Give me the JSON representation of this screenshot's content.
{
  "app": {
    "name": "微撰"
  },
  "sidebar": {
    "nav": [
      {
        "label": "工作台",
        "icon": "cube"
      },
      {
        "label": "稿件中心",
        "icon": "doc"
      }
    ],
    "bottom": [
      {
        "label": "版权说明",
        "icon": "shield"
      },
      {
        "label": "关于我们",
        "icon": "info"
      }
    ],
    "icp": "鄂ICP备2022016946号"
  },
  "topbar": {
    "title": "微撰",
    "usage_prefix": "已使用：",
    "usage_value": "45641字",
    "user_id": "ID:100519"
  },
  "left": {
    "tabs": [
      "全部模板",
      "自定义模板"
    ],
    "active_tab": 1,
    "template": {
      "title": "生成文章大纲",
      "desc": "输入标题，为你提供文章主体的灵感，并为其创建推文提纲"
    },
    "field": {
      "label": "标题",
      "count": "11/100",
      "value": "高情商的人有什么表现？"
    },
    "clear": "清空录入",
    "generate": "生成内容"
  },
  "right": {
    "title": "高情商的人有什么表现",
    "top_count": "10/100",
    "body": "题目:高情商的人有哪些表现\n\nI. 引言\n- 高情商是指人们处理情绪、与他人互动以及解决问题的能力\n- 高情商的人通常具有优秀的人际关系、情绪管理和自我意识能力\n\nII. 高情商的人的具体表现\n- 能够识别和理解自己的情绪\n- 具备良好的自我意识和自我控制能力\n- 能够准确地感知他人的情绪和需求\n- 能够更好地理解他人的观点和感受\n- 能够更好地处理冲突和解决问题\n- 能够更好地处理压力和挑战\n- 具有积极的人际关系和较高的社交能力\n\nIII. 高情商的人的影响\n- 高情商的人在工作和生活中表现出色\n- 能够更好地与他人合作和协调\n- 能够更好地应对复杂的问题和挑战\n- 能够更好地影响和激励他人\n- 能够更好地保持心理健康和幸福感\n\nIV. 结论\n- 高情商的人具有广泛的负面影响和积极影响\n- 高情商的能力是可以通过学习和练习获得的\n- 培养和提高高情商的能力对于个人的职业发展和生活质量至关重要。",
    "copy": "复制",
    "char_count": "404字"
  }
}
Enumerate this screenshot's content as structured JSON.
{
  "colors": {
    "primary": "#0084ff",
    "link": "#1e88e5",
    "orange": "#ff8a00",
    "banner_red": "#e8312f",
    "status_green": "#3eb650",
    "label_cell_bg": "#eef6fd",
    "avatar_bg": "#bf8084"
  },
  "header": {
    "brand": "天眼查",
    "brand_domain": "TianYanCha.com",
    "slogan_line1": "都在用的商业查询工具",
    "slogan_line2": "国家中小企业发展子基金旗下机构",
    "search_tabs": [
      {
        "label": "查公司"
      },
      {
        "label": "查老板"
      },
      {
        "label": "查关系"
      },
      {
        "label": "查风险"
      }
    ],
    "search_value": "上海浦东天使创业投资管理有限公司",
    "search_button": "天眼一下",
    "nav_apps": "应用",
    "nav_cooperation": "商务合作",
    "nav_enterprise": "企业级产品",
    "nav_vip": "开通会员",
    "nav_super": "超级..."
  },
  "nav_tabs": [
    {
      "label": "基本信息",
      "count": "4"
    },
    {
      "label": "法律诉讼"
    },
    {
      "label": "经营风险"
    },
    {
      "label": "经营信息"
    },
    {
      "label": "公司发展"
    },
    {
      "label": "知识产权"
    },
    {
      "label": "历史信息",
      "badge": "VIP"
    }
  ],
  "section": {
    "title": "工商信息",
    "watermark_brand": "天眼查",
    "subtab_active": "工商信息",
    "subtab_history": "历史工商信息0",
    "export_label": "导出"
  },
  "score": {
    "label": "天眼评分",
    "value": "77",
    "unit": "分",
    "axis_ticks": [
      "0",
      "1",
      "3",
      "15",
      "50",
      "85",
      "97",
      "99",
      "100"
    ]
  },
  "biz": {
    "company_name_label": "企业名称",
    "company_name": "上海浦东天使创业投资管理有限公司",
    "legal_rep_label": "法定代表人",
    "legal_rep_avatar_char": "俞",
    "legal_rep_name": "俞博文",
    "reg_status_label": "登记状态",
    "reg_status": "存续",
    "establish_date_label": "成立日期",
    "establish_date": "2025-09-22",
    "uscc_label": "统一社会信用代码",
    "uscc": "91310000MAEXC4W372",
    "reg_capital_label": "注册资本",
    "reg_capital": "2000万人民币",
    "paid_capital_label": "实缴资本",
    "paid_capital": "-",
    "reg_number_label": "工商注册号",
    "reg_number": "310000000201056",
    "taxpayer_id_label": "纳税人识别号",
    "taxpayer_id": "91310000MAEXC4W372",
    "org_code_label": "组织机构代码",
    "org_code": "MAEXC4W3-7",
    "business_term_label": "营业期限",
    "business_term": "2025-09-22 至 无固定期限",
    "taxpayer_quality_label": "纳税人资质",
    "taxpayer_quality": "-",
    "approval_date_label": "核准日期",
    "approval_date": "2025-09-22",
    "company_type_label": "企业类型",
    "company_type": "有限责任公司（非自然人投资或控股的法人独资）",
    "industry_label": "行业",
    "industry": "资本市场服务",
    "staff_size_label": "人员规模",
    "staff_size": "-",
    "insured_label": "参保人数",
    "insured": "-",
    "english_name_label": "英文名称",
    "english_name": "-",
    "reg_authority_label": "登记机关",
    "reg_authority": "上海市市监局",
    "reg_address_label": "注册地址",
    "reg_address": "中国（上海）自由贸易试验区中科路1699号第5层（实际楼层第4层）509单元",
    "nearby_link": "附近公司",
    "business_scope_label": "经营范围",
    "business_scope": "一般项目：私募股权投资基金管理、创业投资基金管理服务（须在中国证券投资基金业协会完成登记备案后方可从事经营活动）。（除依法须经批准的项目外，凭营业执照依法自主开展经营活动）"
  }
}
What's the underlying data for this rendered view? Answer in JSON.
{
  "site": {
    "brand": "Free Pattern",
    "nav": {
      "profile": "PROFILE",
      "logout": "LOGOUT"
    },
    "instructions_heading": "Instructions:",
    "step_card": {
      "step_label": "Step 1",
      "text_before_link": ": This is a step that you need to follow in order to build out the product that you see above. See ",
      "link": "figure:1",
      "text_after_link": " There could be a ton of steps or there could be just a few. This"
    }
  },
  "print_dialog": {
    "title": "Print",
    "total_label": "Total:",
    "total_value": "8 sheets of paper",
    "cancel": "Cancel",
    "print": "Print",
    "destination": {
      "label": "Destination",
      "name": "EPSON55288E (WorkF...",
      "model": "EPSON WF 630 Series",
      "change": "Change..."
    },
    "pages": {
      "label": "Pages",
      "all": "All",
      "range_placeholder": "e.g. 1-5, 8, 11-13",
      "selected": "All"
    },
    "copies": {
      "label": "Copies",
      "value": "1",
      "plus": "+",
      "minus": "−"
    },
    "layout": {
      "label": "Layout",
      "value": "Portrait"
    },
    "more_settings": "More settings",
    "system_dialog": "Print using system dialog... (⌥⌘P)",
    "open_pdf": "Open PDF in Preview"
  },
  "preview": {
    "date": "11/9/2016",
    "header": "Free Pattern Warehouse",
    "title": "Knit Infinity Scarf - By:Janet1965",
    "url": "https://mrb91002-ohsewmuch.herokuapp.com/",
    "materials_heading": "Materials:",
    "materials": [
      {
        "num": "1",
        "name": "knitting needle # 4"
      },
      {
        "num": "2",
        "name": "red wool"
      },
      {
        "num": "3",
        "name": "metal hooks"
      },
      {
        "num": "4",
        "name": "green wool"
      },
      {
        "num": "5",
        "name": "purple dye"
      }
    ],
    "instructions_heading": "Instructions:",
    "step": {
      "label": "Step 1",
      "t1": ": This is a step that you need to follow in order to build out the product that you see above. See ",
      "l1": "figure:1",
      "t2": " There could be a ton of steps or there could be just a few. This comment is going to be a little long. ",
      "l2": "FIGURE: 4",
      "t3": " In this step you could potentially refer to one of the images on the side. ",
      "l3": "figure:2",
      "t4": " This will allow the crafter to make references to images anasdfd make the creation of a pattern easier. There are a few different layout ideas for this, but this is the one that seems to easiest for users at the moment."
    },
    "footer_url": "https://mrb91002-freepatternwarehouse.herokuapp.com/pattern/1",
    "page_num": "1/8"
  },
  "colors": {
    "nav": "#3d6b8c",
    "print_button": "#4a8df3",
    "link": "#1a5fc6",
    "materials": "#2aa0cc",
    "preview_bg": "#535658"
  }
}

# # # #

Give the count of lines in the data above that hold the string "icon", with no additional words.

4